- DIRECTIONS FOR THIS TASK
In the listing below, pick out lines with "name".

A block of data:
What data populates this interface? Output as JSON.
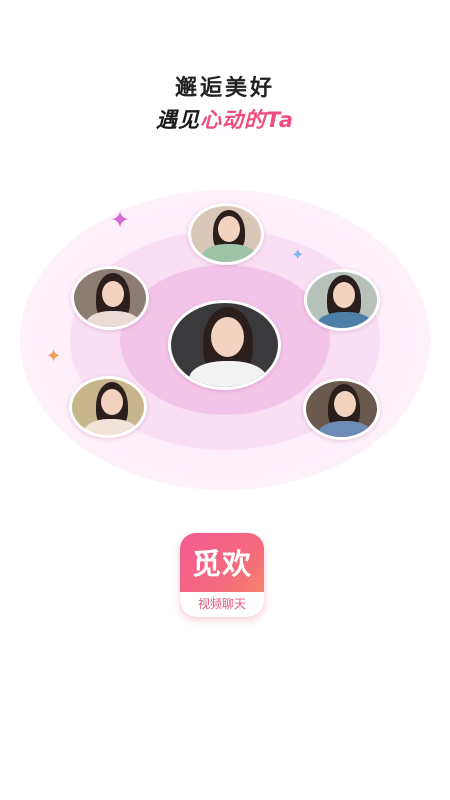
{
  "headline": {
    "line1": "邂逅美好",
    "line2_dark": "遇见",
    "line2_pink": "心动的Ta"
  },
  "colors": {
    "accent_pink": "#f04d7c",
    "logo_gradient_start": "#f35b94",
    "logo_gradient_end": "#f79064",
    "ring_tint": "#f1bde6"
  },
  "avatars": [
    {
      "name": "avatar-top",
      "outfit": "#9fc3a8"
    },
    {
      "name": "avatar-upper-left",
      "outfit": "#e9dcd6"
    },
    {
      "name": "avatar-upper-right",
      "outfit": "#4d7fa8"
    },
    {
      "name": "avatar-center",
      "outfit": "#f2f2f2"
    },
    {
      "name": "avatar-lower-left",
      "outfit": "#f0e4da"
    },
    {
      "name": "avatar-lower-right",
      "outfit": "#6c8bb5"
    }
  ],
  "sparkles": [
    {
      "icon": "sparkle-icon",
      "color": "#d86bd3"
    },
    {
      "icon": "sparkle-icon",
      "color": "#7fb5f2"
    },
    {
      "icon": "sparkle-icon",
      "color": "#f29a5a"
    }
  ],
  "logo": {
    "mark": "觅欢",
    "tagline": "视频聊天"
  }
}
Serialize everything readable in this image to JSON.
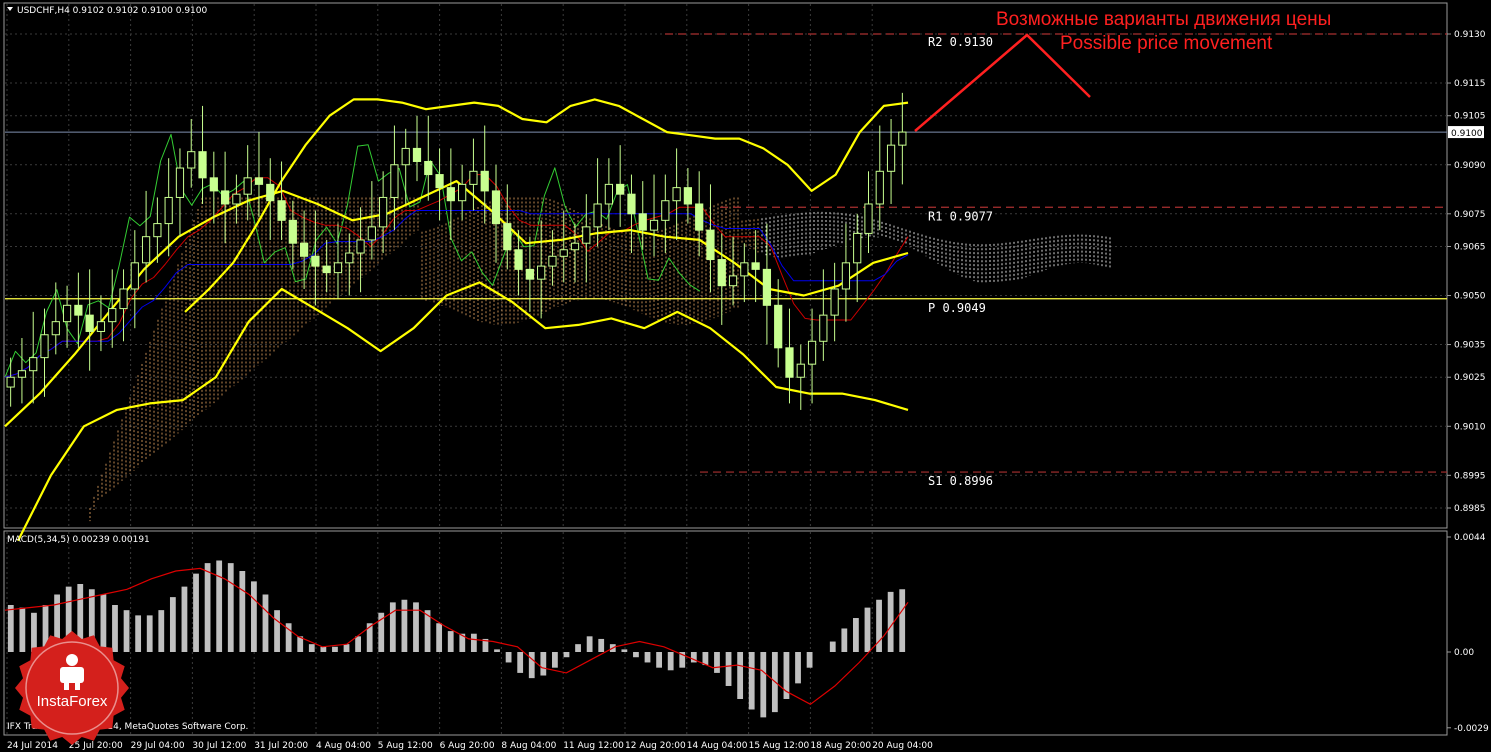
{
  "header": {
    "symbol_line": "USDCHF,H4  0.9102 0.9102 0.9100 0.9100",
    "macd_label": "MACD(5,34,5) 0.00239 0.00191"
  },
  "footer": {
    "copyright": "IFX Trader, © 2001-2014, MetaQuotes Software Corp."
  },
  "logo": {
    "text": "InstaForex",
    "color": "#d4201c"
  },
  "annotation": {
    "ru": "Возможные варианты движения цены",
    "en": "Possible price movement",
    "color": "#ff2020"
  },
  "colors": {
    "background": "#000000",
    "grid": "#3a3a3a",
    "candle": "#c8ff90",
    "bollinger": "#ffff00",
    "chikou": "#33cc33",
    "tenkan": "#cc0000",
    "kijun": "#0000ee",
    "cloud": "#e0a060",
    "cloud2": "#ffffff",
    "pivot": "#ffff44",
    "resistance": "#aa3030",
    "macd_hist": "#c0c0c0",
    "macd_signal": "#dd0000"
  },
  "chart_data": [
    {
      "type": "candlestick",
      "symbol": "USDCHF",
      "timeframe": "H4",
      "ylim": [
        0.898,
        0.9144
      ],
      "y_ticks": [
        "0.9130",
        "0.9115",
        "0.9105",
        "0.9090",
        "0.9075",
        "0.9065",
        "0.9050",
        "0.9035",
        "0.9025",
        "0.9010",
        "0.8995",
        "0.8985"
      ],
      "current_price": "0.9100",
      "x_ticks": [
        "24 Jul 2014",
        "25 Jul 20:00",
        "29 Jul 04:00",
        "30 Jul 12:00",
        "31 Jul 20:00",
        "4 Aug 04:00",
        "5 Aug 12:00",
        "6 Aug 20:00",
        "8 Aug 04:00",
        "11 Aug 12:00",
        "12 Aug 20:00",
        "14 Aug 04:00",
        "15 Aug 12:00",
        "18 Aug 20:00",
        "20 Aug 04:00"
      ],
      "levels": [
        {
          "name": "R2",
          "label": "R2 0.9130",
          "value": 0.913
        },
        {
          "name": "R1",
          "label": "R1 0.9077",
          "value": 0.9077
        },
        {
          "name": "P",
          "label": "P 0.9049",
          "value": 0.9049
        },
        {
          "name": "S1",
          "label": "S1 0.8996",
          "value": 0.8996
        }
      ],
      "close": [
        0.9025,
        0.9027,
        0.9031,
        0.9038,
        0.9042,
        0.9047,
        0.9044,
        0.9039,
        0.9042,
        0.9046,
        0.9052,
        0.906,
        0.9068,
        0.9072,
        0.908,
        0.9089,
        0.9094,
        0.9086,
        0.9082,
        0.9078,
        0.9081,
        0.9086,
        0.9084,
        0.9079,
        0.9073,
        0.9066,
        0.9062,
        0.9059,
        0.9057,
        0.906,
        0.9063,
        0.9067,
        0.9071,
        0.908,
        0.909,
        0.9095,
        0.9091,
        0.9087,
        0.9083,
        0.9079,
        0.9084,
        0.9088,
        0.9082,
        0.9072,
        0.9064,
        0.9058,
        0.9055,
        0.9059,
        0.9062,
        0.9064,
        0.9066,
        0.9071,
        0.9078,
        0.9084,
        0.9081,
        0.9075,
        0.907,
        0.9073,
        0.9079,
        0.9083,
        0.9078,
        0.907,
        0.9061,
        0.9053,
        0.9056,
        0.906,
        0.9058,
        0.9047,
        0.9034,
        0.9025,
        0.9029,
        0.9036,
        0.9044,
        0.9052,
        0.906,
        0.9069,
        0.9078,
        0.9088,
        0.9096,
        0.91
      ],
      "bollinger_upper": [
        0.9045,
        0.9052,
        0.906,
        0.9072,
        0.9085,
        0.9096,
        0.9105,
        0.911,
        0.911,
        0.9109,
        0.9107,
        0.9108,
        0.9109,
        0.9108,
        0.9104,
        0.9103,
        0.9108,
        0.911,
        0.9108,
        0.9104,
        0.91,
        0.9099,
        0.9098,
        0.9098,
        0.9095,
        0.909,
        0.9082,
        0.9087,
        0.91,
        0.9108,
        0.9109
      ],
      "bollinger_middle": [
        0.901,
        0.902,
        0.9032,
        0.9045,
        0.9058,
        0.9068,
        0.9074,
        0.9079,
        0.9082,
        0.9078,
        0.9073,
        0.9075,
        0.908,
        0.9085,
        0.9076,
        0.9066,
        0.9067,
        0.9069,
        0.907,
        0.9068,
        0.9067,
        0.906,
        0.9052,
        0.905,
        0.9053,
        0.906,
        0.9063
      ],
      "bollinger_lower": [
        0.8975,
        0.8995,
        0.901,
        0.9015,
        0.9017,
        0.9018,
        0.9025,
        0.9042,
        0.9052,
        0.9046,
        0.904,
        0.9033,
        0.904,
        0.905,
        0.9054,
        0.9048,
        0.904,
        0.9041,
        0.9043,
        0.904,
        0.9045,
        0.904,
        0.9032,
        0.9022,
        0.902,
        0.902,
        0.9018,
        0.9015
      ]
    },
    {
      "type": "bar",
      "name": "MACD(5,34,5)",
      "macd_value": "0.00239",
      "signal_value": "0.00191",
      "ylim": [
        -0.003,
        0.0045
      ],
      "y_ticks": [
        "0.0044",
        "0.00",
        "-0.0029"
      ],
      "values": [
        0.0018,
        0.0017,
        0.0015,
        0.0018,
        0.0022,
        0.0025,
        0.0026,
        0.0024,
        0.0022,
        0.0018,
        0.0016,
        0.0014,
        0.0014,
        0.0016,
        0.0021,
        0.0025,
        0.003,
        0.0034,
        0.0035,
        0.0034,
        0.0031,
        0.0027,
        0.0022,
        0.0016,
        0.0011,
        0.0006,
        0.0003,
        0.0002,
        0.0002,
        0.0003,
        0.0006,
        0.0011,
        0.0015,
        0.0019,
        0.002,
        0.0019,
        0.0016,
        0.0011,
        0.0008,
        0.0007,
        0.0007,
        0.0005,
        0.0001,
        -0.0004,
        -0.0008,
        -0.001,
        -0.0009,
        -0.0006,
        -0.0002,
        0.0003,
        0.0006,
        0.0005,
        0.0003,
        0.0001,
        -0.0002,
        -0.0004,
        -0.0006,
        -0.0007,
        -0.0006,
        -0.0004,
        -0.0005,
        -0.0008,
        -0.0013,
        -0.0018,
        -0.0022,
        -0.0025,
        -0.0023,
        -0.0018,
        -0.0012,
        -0.0006,
        0.0,
        0.0004,
        0.0009,
        0.0013,
        0.0017,
        0.002,
        0.0023,
        0.0024
      ],
      "signal": [
        0.0016,
        0.0017,
        0.0018,
        0.002,
        0.0022,
        0.0024,
        0.0028,
        0.0031,
        0.0032,
        0.0028,
        0.0022,
        0.0013,
        0.0006,
        0.0002,
        0.0003,
        0.001,
        0.0016,
        0.0016,
        0.001,
        0.0005,
        0.0004,
        0.0002,
        -0.0006,
        -0.0008,
        -0.0003,
        0.0002,
        0.0004,
        0.0002,
        -0.0002,
        -0.0006,
        -0.0005,
        -0.0007,
        -0.0015,
        -0.002,
        -0.0013,
        -0.0004,
        0.0006,
        0.0019
      ]
    }
  ]
}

- REPLY TO THE EXERCISE
      "name": "avatar-top",
      "name": "avatar-upper-left",
      "name": "avatar-upper-right",
      "name": "avatar-center",
      "name": "avatar-lower-left",
      "name": "avatar-lower-right",
          "name": "R2",
          "name": "R1",
          "name": "P",
          "name": "S1",
      "name": "MACD(5,34,5)",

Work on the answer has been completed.